## Work to be completed
Omit all images, then return the remaining material exactly as it stands.

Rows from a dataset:
▶
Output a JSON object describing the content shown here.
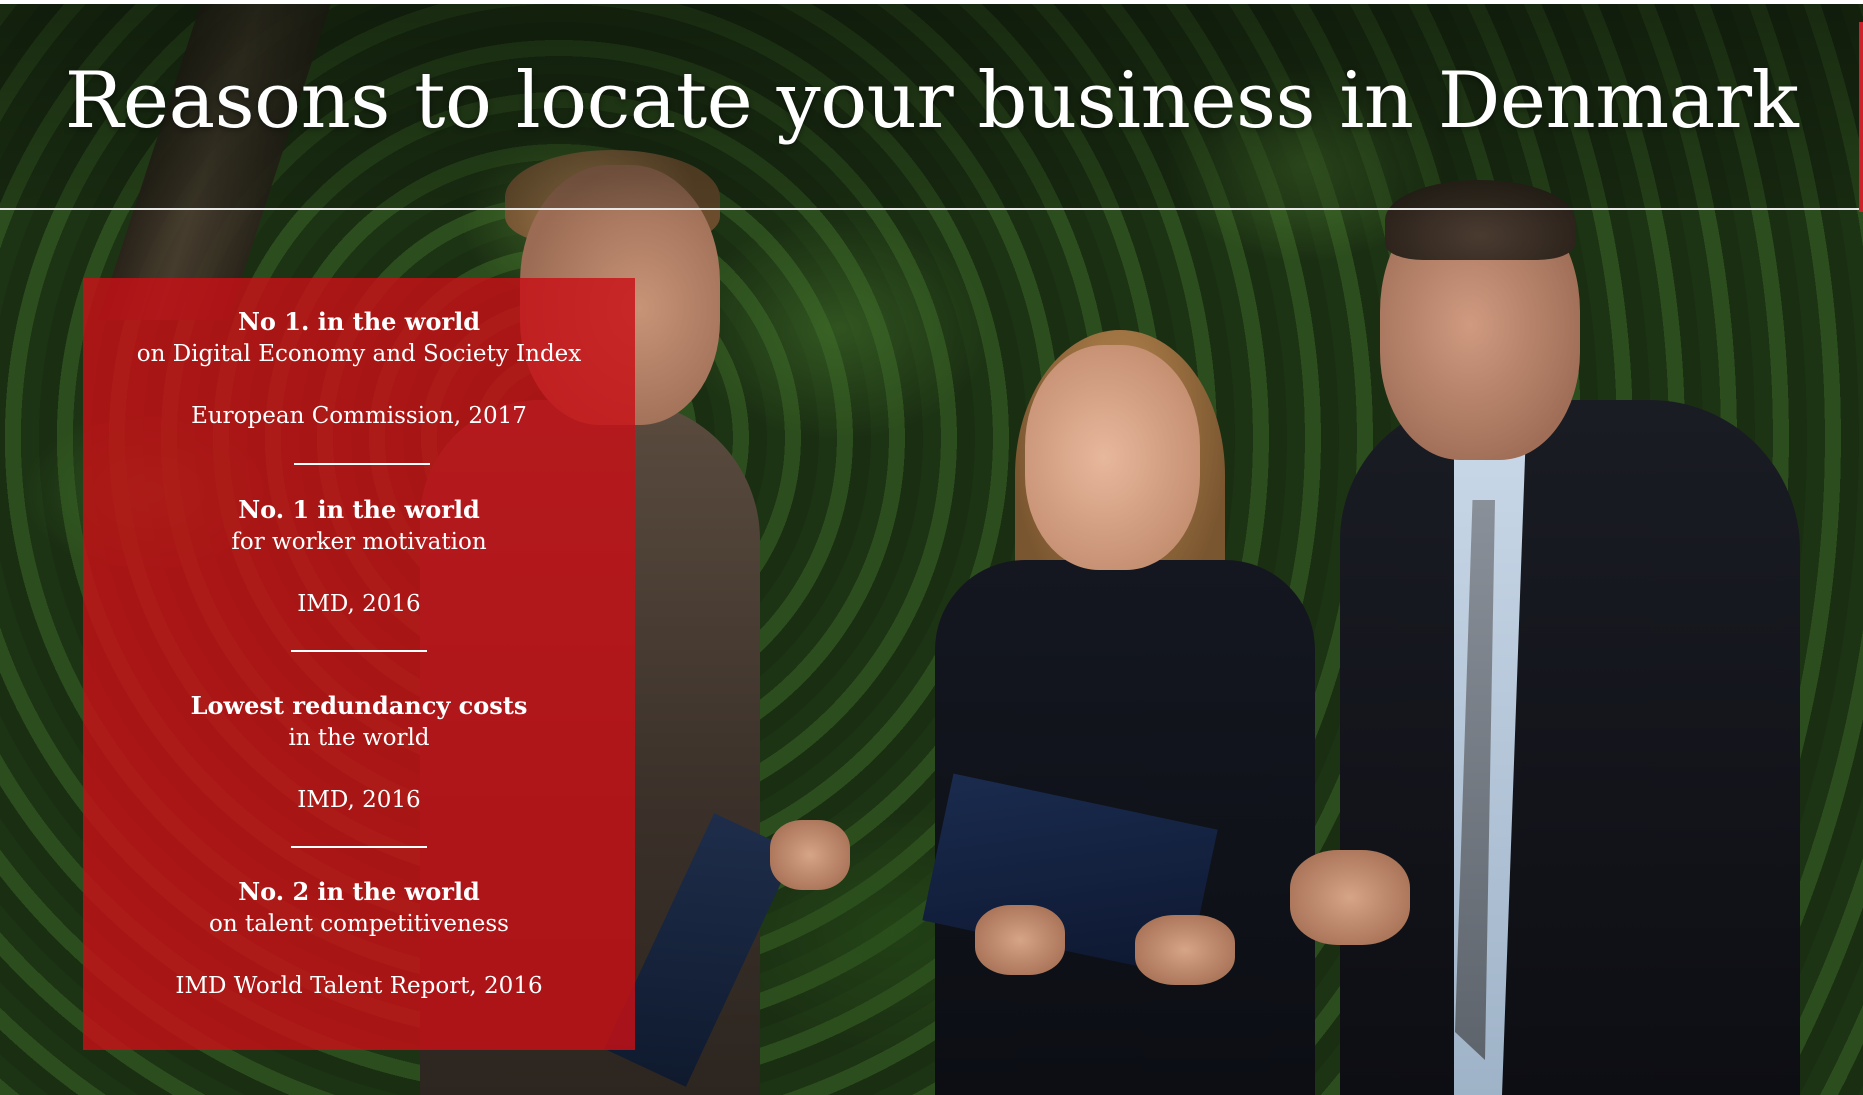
{
  "header": {
    "title": "Reasons to locate your business in Denmark"
  },
  "stats": [
    {
      "headline": "No 1. in the world",
      "detail": "on Digital Economy and Society Index",
      "source": "European Commission, 2017"
    },
    {
      "headline": "No. 1 in the world",
      "detail": "for worker motivation",
      "source": "IMD, 2016"
    },
    {
      "headline": "Lowest redundancy costs",
      "detail": "in the world",
      "source": "IMD, 2016"
    },
    {
      "headline": "No. 2 in the world",
      "detail": "on talent competitiveness",
      "source": "IMD World Talent Report, 2016"
    }
  ],
  "colors": {
    "panel_red": "#c81016",
    "accent_red": "#d0202a",
    "text": "#ffffff"
  }
}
◀
## Completed task
Output a JSON object describing the content shown here.
{
  "header": {
    "title": "Reasons to locate your business in Denmark"
  },
  "stats": [
    {
      "headline": "No 1. in the world",
      "detail": "on Digital Economy and Society Index",
      "source": "European Commission, 2017"
    },
    {
      "headline": "No. 1 in the world",
      "detail": "for worker motivation",
      "source": "IMD, 2016"
    },
    {
      "headline": "Lowest redundancy costs",
      "detail": "in the world",
      "source": "IMD, 2016"
    },
    {
      "headline": "No. 2 in the world",
      "detail": "on talent competitiveness",
      "source": "IMD World Talent Report, 2016"
    }
  ],
  "colors": {
    "panel_red": "#c81016",
    "accent_red": "#d0202a",
    "text": "#ffffff"
  }
}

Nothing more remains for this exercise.